Pick out every line of the entries below where "crime" occurs, and copy those lines.

[Stored items]
--------------------------------

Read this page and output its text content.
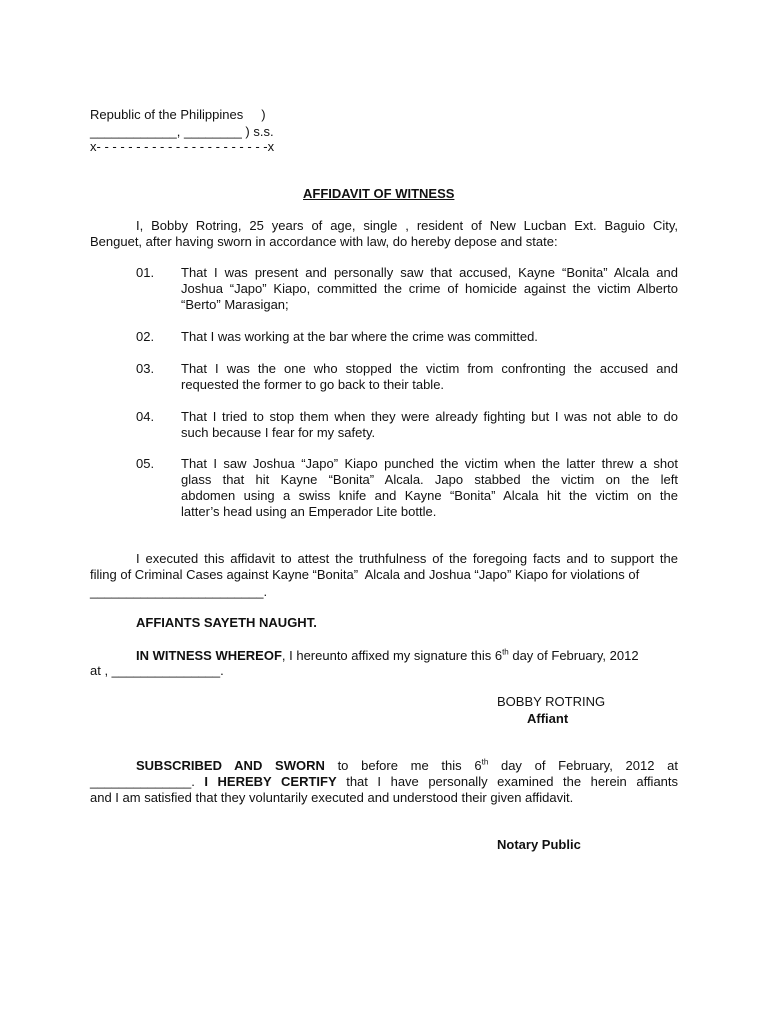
Republic of the Philippines     )
____________, ________ ) s.s.
x- - - - - - - - - - - - - - - - - - - - - -x
AFFIDAVIT OF WITNESS
I, Bobby Rotring, 25 years of age, single , resident of New Lucban Ext. Baguio City,
Benguet, after having sworn in accordance with law, do hereby depose and state:
01. That I was present and personally saw that accused, Kayne “Bonita” Alcala and
Joshua “Japo” Kiapo, committed the crime of homicide against the victim Alberto
“Berto” Marasigan;
02. That I was working at the bar where the crime was committed.
03. That I was the one who stopped the victim from confronting the accused and
requested the former to go back to their table.
04. That I tried to stop them when they were already fighting but I was not able to do
such because I fear for my safety.
05. That I saw Joshua “Japo” Kiapo punched the victim when the latter threw a shot
glass that hit Kayne “Bonita” Alcala. Japo stabbed the victim on the left
abdomen using a swiss knife and Kayne “Bonita” Alcala hit the victim on the
latter’s head using an Emperador Lite bottle.
I executed this affidavit to attest the truthfulness of the foregoing facts and to support the
filing of Criminal Cases against Kayne “Bonita”  Alcala and Joshua “Japo” Kiapo for violations of
________________________.
AFFIANTS SAYETH NAUGHT.
IN WITNESS WHEREOF, I hereunto affixed my signature this 6th day of February, 2012
at , _______________.
BOBBY ROTRING
Affiant
SUBSCRIBED AND SWORN to before me this 6th day of February, 2012 at
______________. I HEREBY CERTIFY that I have personally examined the herein affiants
and I am satisfied that they voluntarily executed and understood their given affidavit.
Notary Public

--------------------------------

■ **THE RESPONSE**:
Joshua “Japo” Kiapo, committed the crime of homicide against the victim Alberto
02. That I was working at the bar where the crime was committed.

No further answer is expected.